>> BEGIN

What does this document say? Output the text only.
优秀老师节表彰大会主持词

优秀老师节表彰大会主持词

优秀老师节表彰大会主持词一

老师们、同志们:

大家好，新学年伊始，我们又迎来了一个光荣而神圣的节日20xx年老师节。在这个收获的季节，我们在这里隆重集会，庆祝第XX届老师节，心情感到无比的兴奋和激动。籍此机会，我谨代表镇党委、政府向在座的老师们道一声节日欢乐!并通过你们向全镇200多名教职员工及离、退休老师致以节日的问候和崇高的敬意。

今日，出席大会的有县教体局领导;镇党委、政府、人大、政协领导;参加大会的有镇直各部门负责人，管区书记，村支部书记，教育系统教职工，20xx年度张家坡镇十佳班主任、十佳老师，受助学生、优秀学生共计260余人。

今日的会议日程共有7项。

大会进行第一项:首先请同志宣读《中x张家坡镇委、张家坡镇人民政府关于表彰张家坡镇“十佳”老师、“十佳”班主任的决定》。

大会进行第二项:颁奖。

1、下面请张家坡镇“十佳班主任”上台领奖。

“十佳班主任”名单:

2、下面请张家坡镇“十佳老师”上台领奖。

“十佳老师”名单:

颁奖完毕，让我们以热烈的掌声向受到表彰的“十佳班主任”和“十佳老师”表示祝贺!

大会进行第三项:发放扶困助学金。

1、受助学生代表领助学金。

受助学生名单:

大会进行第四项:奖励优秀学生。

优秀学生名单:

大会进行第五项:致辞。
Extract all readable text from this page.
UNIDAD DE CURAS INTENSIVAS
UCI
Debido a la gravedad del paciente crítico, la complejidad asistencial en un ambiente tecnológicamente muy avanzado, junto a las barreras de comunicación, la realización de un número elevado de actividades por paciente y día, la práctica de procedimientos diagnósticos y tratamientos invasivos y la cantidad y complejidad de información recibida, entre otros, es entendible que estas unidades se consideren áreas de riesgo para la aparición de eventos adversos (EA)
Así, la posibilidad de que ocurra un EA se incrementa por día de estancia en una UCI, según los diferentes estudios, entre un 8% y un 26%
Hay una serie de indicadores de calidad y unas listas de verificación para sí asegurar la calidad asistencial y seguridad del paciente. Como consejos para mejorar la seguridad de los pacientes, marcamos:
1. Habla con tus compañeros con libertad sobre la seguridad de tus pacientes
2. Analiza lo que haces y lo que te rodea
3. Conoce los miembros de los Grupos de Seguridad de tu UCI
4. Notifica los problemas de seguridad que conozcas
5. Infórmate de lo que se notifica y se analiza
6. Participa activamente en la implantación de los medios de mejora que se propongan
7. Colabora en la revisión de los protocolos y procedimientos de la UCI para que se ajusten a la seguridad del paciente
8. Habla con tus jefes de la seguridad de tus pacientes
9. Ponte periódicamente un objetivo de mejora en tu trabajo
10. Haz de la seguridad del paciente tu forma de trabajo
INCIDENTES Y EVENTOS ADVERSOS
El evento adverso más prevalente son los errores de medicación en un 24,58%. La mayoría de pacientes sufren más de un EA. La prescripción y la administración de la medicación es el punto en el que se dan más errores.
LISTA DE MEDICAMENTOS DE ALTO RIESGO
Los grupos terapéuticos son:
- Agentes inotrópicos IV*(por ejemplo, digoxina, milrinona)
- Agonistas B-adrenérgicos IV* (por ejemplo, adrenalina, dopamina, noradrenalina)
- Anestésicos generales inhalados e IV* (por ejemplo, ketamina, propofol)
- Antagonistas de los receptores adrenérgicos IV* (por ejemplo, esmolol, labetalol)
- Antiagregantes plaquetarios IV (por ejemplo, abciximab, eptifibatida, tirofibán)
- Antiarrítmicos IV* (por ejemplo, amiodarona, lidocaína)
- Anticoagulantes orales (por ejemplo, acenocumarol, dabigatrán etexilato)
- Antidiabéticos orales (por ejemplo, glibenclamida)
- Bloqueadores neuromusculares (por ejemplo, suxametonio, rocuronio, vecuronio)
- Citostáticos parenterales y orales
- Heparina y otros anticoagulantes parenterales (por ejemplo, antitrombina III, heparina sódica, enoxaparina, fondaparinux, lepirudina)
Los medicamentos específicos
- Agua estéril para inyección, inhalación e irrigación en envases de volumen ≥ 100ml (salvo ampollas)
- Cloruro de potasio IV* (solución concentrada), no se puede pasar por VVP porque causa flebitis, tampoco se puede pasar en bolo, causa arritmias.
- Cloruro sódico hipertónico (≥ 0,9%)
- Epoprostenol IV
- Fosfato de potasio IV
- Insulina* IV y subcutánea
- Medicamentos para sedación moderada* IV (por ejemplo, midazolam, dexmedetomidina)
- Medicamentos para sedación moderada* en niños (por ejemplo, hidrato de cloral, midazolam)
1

>> END

- **YOUR OBJECTIVE**: Repeat every record, exactly as written.

- **TASK ANSWER**:
What does this document say? Output the text only.
优秀老师节表彰大会主持词

优秀老师节表彰大会主持词

优秀老师节表彰大会主持词一

老师们、同志们:

大家好，新学年伊始，我们又迎来了一个光荣而神圣的节日20xx年老师节。在这个收获的季节，我们在这里隆重集会，庆祝第XX届老师节，心情感到无比的兴奋和激动。籍此机会，我谨代表镇党委、政府向在座的老师们道一声节日欢乐!并通过你们向全镇200多名教职员工及离、退休老师致以节日的问候和崇高的敬意。

今日，出席大会的有县教体局领导;镇党委、政府、人大、政协领导;参加大会的有镇直各部门负责人，管区书记，村支部书记，教育系统教职工，20xx年度张家坡镇十佳班主任、十佳老师，受助学生、优秀学生共计260余人。

今日的会议日程共有7项。

大会进行第一项:首先请同志宣读《中x张家坡镇委、张家坡镇人民政府关于表彰张家坡镇“十佳”老师、“十佳”班主任的决定》。

大会进行第二项:颁奖。

1、下面请张家坡镇“十佳班主任”上台领奖。

“十佳班主任”名单:

2、下面请张家坡镇“十佳老师”上台领奖。

“十佳老师”名单:

颁奖完毕，让我们以热烈的掌声向受到表彰的“十佳班主任”和“十佳老师”表示祝贺!

大会进行第三项:发放扶困助学金。

1、受助学生代表领助学金。

受助学生名单:

大会进行第四项:奖励优秀学生。

优秀学生名单:

大会进行第五项:致辞。
Extract all readable text from this page.
UNIDAD DE CURAS INTENSIVAS
UCI
Debido a la gravedad del paciente crítico, la complejidad asistencial en un ambiente tecnológicamente muy avanzado, junto a las barreras de comunicación, la realización de un número elevado de actividades por paciente y día, la práctica de procedimientos diagnósticos y tratamientos invasivos y la cantidad y complejidad de información recibida, entre otros, es entendible que estas unidades se consideren áreas de riesgo para la aparición de eventos adversos (EA)
Así, la posibilidad de que ocurra un EA se incrementa por día de estancia en una UCI, según los diferentes estudios, entre un 8% y un 26%
Hay una serie de indicadores de calidad y unas listas de verificación para sí asegurar la calidad asistencial y seguridad del paciente. Como consejos para mejorar la seguridad de los pacientes, marcamos:
1. Habla con tus compañeros con libertad sobre la seguridad de tus pacientes
2. Analiza lo que haces y lo que te rodea
3. Conoce los miembros de los Grupos de Seguridad de tu UCI
4. Notifica los problemas de seguridad que conozcas
5. Infórmate de lo que se notifica y se analiza
6. Participa activamente en la implantación de los medios de mejora que se propongan
7. Colabora en la revisión de los protocolos y procedimientos de la UCI para que se ajusten a la seguridad del paciente
8. Habla con tus jefes de la seguridad de tus pacientes
9. Ponte periódicamente un objetivo de mejora en tu trabajo
10. Haz de la seguridad del paciente tu forma de trabajo
INCIDENTES Y EVENTOS ADVERSOS
El evento adverso más prevalente son los errores de medicación en un 24,58%. La mayoría de pacientes sufren más de un EA. La prescripción y la administración de la medicación es el punto en el que se dan más errores.
LISTA DE MEDICAMENTOS DE ALTO RIESGO
Los grupos terapéuticos son:
- Agentes inotrópicos IV*(por ejemplo, digoxina, milrinona)
- Agonistas B-adrenérgicos IV* (por ejemplo, adrenalina, dopamina, noradrenalina)
- Anestésicos generales inhalados e IV* (por ejemplo, ketamina, propofol)
- Antagonistas de los receptores adrenérgicos IV* (por ejemplo, esmolol, labetalol)
- Antiagregantes plaquetarios IV (por ejemplo, abciximab, eptifibatida, tirofibán)
- Antiarrítmicos IV* (por ejemplo, amiodarona, lidocaína)
- Anticoagulantes orales (por ejemplo, acenocumarol, dabigatrán etexilato)
- Antidiabéticos orales (por ejemplo, glibenclamida)
- Bloqueadores neuromusculares (por ejemplo, suxametonio, rocuronio, vecuronio)
- Citostáticos parenterales y orales
- Heparina y otros anticoagulantes parenterales (por ejemplo, antitrombina III, heparina sódica, enoxaparina, fondaparinux, lepirudina)
Los medicamentos específicos
- Agua estéril para inyección, inhalación e irrigación en envases de volumen ≥ 100ml (salvo ampollas)
- Cloruro de potasio IV* (solución concentrada), no se puede pasar por VVP porque causa flebitis, tampoco se puede pasar en bolo, causa arritmias.
- Cloruro sódico hipertónico (≥ 0,9%)
- Epoprostenol IV
- Fosfato de potasio IV
- Insulina* IV y subcutánea
- Medicamentos para sedación moderada* IV (por ejemplo, midazolam, dexmedetomidina)
- Medicamentos para sedación moderada* en niños (por ejemplo, hidrato de cloral, midazolam)
1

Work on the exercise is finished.